- [WHAT YOU SHOULD DO]:
Please transcribe the records precisely; pictures stay out of your copy.

Data records:
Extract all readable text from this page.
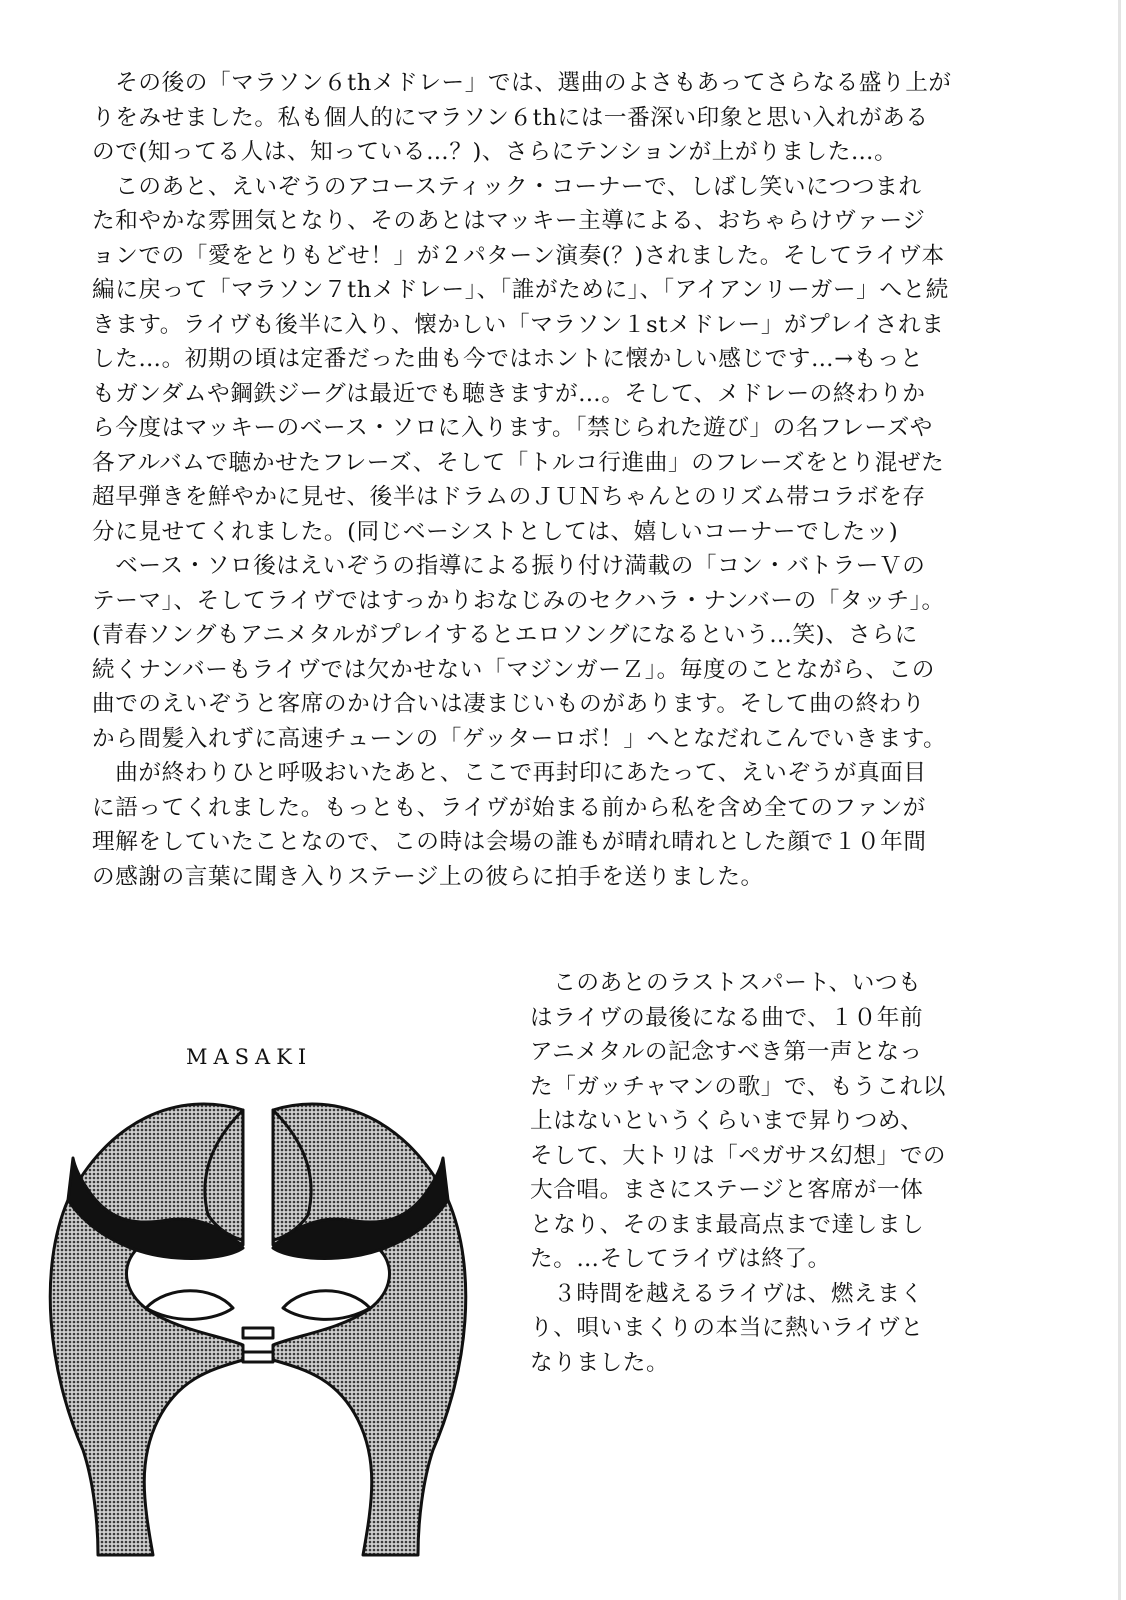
　その後の「マラソン６thメドレー」では、選曲のよさもあってさらなる盛り上が
りをみせました。私も個人的にマラソン６thには一番深い印象と思い入れがある
ので(知ってる人は、知っている…？)、さらにテンションが上がりました…。
　このあと、えいぞうのアコースティック・コーナーで、しばし笑いにつつまれ
た和やかな雰囲気となり、そのあとはマッキー主導による、おちゃらけヴァージ
ョンでの「愛をとりもどせ！」が２パターン演奏(？)されました。そしてライヴ本
編に戻って「マラソン７thメドレー」、「誰がために」、「アイアンリーガー」へと続
きます。ライヴも後半に入り、懐かしい「マラソン１stメドレー」がプレイされま
した…。初期の頃は定番だった曲も今ではホントに懐かしい感じです…→もっと
もガンダムや鋼鉄ジーグは最近でも聴きますが…。そして、メドレーの終わりか
ら今度はマッキーのベース・ソロに入ります。「禁じられた遊び」の名フレーズや
各アルバムで聴かせたフレーズ、そして「トルコ行進曲」のフレーズをとり混ぜた
超早弾きを鮮やかに見せ、後半はドラムのＪＵＮちゃんとのリズム帯コラボを存
分に見せてくれました。(同じベーシストとしては、嬉しいコーナーでしたッ)
　ベース・ソロ後はえいぞうの指導による振り付け満載の「コン・バトラーＶの
テーマ」、そしてライヴではすっかりおなじみのセクハラ・ナンバーの「タッチ」。
(青春ソングもアニメタルがプレイするとエロソングになるという…笑)、さらに
続くナンバーもライヴでは欠かせない「マジンガーＺ」。毎度のことながら、この
曲でのえいぞうと客席のかけ合いは凄まじいものがあります。そして曲の終わり
から間髪入れずに高速チューンの「ゲッターロボ！」へとなだれこんでいきます。
　曲が終わりひと呼吸おいたあと、ここで再封印にあたって、えいぞうが真面目
に語ってくれました。もっとも、ライヴが始まる前から私を含め全てのファンが
理解をしていたことなので、この時は会場の誰もが晴れ晴れとした顔で１０年間
の感謝の言葉に聞き入りステージ上の彼らに拍手を送りました。
　このあとのラストスパート、いつも
はライヴの最後になる曲で、１０年前
アニメタルの記念すべき第一声となっ
た「ガッチャマンの歌」で、もうこれ以
上はないというくらいまで昇りつめ、
そして、大トリは「ペガサス幻想」での
大合唱。まさにステージと客席が一体
となり、そのまま最高点まで達しまし
た。…そしてライヴは終了。
　３時間を越えるライヴは、燃えまく
り、唄いまくりの本当に熱いライヴと
なりました。
MASAKI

- [FULL OUTPUT]:
Extract all readable text from this page.
　その後の「マラソン６thメドレー」では、選曲のよさもあってさらなる盛り上が
りをみせました。私も個人的にマラソン６thには一番深い印象と思い入れがある
ので(知ってる人は、知っている…？)、さらにテンションが上がりました…。
　このあと、えいぞうのアコースティック・コーナーで、しばし笑いにつつまれ
た和やかな雰囲気となり、そのあとはマッキー主導による、おちゃらけヴァージ
ョンでの「愛をとりもどせ！」が２パターン演奏(？)されました。そしてライヴ本
編に戻って「マラソン７thメドレー」、「誰がために」、「アイアンリーガー」へと続
きます。ライヴも後半に入り、懐かしい「マラソン１stメドレー」がプレイされま
した…。初期の頃は定番だった曲も今ではホントに懐かしい感じです…→もっと
もガンダムや鋼鉄ジーグは最近でも聴きますが…。そして、メドレーの終わりか
ら今度はマッキーのベース・ソロに入ります。「禁じられた遊び」の名フレーズや
各アルバムで聴かせたフレーズ、そして「トルコ行進曲」のフレーズをとり混ぜた
超早弾きを鮮やかに見せ、後半はドラムのＪＵＮちゃんとのリズム帯コラボを存
分に見せてくれました。(同じベーシストとしては、嬉しいコーナーでしたッ)
　ベース・ソロ後はえいぞうの指導による振り付け満載の「コン・バトラーＶの
テーマ」、そしてライヴではすっかりおなじみのセクハラ・ナンバーの「タッチ」。
(青春ソングもアニメタルがプレイするとエロソングになるという…笑)、さらに
続くナンバーもライヴでは欠かせない「マジンガーＺ」。毎度のことながら、この
曲でのえいぞうと客席のかけ合いは凄まじいものがあります。そして曲の終わり
から間髪入れずに高速チューンの「ゲッターロボ！」へとなだれこんでいきます。
　曲が終わりひと呼吸おいたあと、ここで再封印にあたって、えいぞうが真面目
に語ってくれました。もっとも、ライヴが始まる前から私を含め全てのファンが
理解をしていたことなので、この時は会場の誰もが晴れ晴れとした顔で１０年間
の感謝の言葉に聞き入りステージ上の彼らに拍手を送りました。
　このあとのラストスパート、いつも
はライヴの最後になる曲で、１０年前
アニメタルの記念すべき第一声となっ
た「ガッチャマンの歌」で、もうこれ以
上はないというくらいまで昇りつめ、
そして、大トリは「ペガサス幻想」での
大合唱。まさにステージと客席が一体
となり、そのまま最高点まで達しまし
た。…そしてライヴは終了。
　３時間を越えるライヴは、燃えまく
り、唄いまくりの本当に熱いライヴと
なりました。
MASAKI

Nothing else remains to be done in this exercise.